[Begin Provided records]

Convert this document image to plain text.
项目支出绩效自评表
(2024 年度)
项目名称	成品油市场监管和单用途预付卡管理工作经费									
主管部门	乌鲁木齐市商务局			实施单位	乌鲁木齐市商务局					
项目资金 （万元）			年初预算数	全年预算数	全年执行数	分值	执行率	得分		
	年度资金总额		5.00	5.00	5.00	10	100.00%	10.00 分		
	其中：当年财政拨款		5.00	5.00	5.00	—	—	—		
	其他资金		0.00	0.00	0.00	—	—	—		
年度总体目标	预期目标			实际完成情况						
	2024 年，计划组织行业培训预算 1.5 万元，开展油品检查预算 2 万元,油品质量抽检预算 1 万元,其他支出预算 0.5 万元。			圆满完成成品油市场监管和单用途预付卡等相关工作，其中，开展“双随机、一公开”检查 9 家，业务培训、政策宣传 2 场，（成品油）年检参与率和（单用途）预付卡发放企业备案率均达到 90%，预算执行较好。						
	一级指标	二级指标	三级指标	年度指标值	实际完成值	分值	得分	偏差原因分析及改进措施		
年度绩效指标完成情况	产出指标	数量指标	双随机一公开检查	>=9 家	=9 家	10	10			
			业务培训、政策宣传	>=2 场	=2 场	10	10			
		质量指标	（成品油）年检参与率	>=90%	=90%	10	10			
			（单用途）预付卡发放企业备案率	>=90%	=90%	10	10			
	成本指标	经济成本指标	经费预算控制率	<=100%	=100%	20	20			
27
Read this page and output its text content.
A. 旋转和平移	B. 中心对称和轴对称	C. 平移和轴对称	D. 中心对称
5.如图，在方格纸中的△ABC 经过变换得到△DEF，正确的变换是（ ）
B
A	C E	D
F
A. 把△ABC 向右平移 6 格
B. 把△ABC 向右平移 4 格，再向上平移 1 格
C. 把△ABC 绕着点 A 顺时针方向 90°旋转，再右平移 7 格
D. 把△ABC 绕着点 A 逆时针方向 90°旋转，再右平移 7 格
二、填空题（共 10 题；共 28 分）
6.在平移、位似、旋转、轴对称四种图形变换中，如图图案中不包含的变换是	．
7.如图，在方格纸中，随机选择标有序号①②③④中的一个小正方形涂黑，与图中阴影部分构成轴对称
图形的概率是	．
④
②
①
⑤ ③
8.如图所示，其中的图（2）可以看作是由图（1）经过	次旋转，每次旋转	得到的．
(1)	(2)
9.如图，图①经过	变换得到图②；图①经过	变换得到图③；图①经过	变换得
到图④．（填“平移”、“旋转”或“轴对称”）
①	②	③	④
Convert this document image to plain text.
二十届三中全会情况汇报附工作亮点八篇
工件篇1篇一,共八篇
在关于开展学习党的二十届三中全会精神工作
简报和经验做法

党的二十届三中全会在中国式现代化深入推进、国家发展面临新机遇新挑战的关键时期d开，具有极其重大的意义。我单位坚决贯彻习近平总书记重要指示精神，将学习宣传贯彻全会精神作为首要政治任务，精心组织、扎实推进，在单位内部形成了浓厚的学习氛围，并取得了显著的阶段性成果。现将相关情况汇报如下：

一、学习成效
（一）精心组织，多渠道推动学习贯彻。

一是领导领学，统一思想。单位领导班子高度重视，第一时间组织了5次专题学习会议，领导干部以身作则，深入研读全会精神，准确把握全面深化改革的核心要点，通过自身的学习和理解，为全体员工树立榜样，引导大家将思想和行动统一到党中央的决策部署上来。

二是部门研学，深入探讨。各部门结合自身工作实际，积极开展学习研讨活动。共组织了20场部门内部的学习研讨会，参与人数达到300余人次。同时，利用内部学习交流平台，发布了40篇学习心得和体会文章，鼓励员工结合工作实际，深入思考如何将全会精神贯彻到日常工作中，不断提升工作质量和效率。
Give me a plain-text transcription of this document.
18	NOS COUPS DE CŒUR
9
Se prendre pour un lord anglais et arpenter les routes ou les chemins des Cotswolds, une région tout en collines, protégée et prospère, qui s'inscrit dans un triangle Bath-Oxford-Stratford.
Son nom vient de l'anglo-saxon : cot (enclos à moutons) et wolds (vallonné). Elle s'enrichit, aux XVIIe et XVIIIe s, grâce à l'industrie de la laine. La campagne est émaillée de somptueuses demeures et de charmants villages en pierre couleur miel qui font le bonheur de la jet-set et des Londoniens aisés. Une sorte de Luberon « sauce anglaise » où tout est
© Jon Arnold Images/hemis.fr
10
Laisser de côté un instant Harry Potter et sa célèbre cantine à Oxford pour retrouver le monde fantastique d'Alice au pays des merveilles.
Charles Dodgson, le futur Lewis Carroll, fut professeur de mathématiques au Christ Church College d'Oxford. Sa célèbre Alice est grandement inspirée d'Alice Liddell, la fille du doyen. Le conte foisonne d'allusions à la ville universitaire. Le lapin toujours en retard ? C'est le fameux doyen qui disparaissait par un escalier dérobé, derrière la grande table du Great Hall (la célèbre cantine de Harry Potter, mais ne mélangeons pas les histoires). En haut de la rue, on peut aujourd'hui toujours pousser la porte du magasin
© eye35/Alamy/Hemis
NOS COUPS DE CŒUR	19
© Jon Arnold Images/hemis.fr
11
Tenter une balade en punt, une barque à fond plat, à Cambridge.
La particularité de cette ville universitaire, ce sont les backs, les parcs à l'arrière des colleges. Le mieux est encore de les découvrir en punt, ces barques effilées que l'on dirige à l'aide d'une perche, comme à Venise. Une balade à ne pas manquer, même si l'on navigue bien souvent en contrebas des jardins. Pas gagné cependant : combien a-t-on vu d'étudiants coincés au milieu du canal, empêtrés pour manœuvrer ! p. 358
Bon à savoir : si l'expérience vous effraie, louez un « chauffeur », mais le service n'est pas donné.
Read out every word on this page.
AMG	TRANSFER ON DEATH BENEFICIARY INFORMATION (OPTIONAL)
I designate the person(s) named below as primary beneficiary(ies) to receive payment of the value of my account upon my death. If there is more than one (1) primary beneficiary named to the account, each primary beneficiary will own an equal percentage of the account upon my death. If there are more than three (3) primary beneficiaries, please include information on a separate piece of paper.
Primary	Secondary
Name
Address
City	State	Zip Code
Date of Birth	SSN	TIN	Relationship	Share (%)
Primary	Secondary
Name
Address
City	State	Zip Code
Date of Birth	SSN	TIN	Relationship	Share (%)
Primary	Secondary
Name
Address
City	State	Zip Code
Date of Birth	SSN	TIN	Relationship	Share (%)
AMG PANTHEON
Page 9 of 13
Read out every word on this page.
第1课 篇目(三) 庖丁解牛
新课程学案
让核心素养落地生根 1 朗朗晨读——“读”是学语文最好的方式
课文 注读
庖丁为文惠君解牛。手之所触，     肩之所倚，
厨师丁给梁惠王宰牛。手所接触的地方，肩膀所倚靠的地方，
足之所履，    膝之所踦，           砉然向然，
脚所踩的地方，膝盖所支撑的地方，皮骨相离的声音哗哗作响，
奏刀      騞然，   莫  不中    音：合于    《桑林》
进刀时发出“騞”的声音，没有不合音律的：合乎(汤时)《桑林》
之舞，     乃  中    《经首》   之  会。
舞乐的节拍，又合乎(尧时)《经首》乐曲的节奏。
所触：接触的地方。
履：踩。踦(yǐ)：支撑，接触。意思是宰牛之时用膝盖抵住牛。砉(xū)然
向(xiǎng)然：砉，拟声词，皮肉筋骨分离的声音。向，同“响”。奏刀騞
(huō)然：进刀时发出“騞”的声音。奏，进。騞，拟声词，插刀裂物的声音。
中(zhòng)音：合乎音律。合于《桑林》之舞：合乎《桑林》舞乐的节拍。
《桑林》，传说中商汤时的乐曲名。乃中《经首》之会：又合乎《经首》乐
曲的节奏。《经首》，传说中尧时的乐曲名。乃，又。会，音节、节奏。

[End Provided records]

Show every line above in which the word "CŒUR" occurs.

> Output for this task
18	NOS COUPS DE CŒUR
NOS COUPS DE CŒUR	19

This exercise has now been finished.